Set problem. Find how many lines of the listing below include the word "Visualizza", then report the number by itself.
-------- Extracted material --------
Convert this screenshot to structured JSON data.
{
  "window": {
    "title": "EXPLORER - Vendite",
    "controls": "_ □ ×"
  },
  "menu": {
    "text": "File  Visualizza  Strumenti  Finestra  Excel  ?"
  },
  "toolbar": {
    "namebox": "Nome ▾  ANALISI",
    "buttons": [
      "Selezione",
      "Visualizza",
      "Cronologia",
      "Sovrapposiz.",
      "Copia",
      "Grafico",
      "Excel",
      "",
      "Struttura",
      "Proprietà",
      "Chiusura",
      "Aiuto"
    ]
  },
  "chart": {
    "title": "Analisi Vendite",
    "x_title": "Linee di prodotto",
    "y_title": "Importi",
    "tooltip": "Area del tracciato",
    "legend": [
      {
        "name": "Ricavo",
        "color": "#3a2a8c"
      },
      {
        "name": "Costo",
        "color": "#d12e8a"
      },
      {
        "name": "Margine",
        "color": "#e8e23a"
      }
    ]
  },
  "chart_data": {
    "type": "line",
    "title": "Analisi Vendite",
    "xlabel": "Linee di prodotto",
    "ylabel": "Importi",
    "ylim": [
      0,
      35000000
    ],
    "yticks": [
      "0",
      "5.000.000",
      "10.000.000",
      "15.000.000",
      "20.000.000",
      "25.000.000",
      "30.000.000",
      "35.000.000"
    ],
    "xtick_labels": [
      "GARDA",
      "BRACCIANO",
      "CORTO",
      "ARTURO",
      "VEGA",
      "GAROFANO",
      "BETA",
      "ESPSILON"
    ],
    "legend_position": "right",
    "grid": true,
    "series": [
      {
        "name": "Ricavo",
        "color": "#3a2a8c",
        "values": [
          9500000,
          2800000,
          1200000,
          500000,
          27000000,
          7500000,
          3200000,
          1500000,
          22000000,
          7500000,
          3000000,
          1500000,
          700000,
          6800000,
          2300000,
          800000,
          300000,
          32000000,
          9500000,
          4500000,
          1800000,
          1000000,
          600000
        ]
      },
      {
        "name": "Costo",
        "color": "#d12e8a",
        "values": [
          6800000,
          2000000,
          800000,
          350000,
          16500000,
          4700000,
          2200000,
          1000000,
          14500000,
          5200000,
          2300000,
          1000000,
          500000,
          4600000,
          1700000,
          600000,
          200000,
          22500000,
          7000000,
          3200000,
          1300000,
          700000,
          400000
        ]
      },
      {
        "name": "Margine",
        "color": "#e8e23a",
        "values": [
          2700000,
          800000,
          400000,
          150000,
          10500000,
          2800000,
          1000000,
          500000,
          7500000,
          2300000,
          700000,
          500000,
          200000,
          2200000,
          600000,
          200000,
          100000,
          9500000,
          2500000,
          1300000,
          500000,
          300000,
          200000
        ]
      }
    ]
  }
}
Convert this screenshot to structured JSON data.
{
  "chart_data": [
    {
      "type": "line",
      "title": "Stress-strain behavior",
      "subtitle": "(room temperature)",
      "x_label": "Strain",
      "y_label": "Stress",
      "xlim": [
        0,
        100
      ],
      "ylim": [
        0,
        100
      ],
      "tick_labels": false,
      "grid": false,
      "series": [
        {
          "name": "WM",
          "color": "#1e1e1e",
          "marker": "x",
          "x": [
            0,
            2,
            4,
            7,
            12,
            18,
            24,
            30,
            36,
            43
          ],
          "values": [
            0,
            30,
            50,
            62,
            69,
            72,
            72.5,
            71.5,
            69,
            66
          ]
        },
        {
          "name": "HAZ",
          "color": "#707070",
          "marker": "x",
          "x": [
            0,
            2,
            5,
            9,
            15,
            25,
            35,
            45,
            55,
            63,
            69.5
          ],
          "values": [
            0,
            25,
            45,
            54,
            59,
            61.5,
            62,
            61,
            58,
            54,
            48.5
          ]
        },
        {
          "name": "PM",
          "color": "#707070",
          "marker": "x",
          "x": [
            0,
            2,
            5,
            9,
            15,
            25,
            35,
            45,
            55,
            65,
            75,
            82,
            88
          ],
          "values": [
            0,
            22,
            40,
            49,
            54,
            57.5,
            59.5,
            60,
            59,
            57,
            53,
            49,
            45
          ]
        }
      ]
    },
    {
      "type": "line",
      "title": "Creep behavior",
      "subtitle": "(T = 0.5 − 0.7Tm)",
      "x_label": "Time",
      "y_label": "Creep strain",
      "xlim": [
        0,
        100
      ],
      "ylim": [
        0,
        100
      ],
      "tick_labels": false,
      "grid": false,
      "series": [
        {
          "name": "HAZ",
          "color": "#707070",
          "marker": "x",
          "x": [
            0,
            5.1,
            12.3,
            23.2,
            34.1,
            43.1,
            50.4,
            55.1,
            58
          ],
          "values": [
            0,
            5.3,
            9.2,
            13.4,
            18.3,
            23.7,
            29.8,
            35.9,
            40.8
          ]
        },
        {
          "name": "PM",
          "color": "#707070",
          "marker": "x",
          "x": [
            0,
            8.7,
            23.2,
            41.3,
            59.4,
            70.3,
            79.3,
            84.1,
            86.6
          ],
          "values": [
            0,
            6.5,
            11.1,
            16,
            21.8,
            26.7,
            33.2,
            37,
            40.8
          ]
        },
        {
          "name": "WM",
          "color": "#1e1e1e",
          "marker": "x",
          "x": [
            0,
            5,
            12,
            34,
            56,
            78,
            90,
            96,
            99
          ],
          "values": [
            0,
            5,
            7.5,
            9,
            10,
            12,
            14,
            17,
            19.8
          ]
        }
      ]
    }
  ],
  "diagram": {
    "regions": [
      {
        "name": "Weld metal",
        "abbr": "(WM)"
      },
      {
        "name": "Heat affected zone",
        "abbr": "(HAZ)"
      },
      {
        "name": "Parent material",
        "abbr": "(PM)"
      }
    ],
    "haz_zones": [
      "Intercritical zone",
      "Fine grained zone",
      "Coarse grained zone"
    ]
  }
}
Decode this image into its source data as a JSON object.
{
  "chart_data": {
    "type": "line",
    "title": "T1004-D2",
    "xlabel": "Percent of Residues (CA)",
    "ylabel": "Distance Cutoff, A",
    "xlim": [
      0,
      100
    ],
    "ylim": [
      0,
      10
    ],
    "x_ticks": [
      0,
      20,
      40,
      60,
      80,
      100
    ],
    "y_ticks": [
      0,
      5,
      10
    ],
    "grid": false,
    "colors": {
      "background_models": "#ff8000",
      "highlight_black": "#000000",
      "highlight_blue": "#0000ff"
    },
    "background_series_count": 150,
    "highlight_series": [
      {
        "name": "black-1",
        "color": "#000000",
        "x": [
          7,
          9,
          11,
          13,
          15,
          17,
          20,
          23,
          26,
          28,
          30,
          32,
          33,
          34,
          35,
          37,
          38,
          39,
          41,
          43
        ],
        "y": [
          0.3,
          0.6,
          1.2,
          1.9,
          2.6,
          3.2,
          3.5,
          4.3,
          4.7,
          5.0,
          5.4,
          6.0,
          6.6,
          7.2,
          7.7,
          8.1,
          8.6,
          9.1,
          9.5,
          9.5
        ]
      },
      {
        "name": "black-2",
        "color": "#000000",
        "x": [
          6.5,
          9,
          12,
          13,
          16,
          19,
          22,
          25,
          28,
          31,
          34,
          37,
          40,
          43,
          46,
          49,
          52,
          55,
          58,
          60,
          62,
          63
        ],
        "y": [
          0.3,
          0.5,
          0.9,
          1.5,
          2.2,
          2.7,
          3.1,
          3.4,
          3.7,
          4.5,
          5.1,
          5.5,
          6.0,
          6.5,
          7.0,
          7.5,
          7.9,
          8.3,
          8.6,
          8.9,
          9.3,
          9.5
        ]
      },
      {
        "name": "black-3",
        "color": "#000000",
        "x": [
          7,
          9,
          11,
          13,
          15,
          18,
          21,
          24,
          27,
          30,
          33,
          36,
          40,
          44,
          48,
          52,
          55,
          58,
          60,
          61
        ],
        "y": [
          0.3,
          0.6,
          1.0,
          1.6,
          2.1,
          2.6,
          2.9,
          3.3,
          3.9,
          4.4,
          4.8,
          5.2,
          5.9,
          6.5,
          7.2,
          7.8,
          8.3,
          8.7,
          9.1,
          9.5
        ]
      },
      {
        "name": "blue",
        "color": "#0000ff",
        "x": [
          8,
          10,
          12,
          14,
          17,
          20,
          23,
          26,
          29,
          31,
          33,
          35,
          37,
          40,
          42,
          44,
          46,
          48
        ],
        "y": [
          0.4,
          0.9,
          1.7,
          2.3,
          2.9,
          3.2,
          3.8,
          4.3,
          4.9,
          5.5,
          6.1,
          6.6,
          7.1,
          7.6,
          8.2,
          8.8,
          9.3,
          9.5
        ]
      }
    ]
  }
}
--------
Answer for this exercise. 2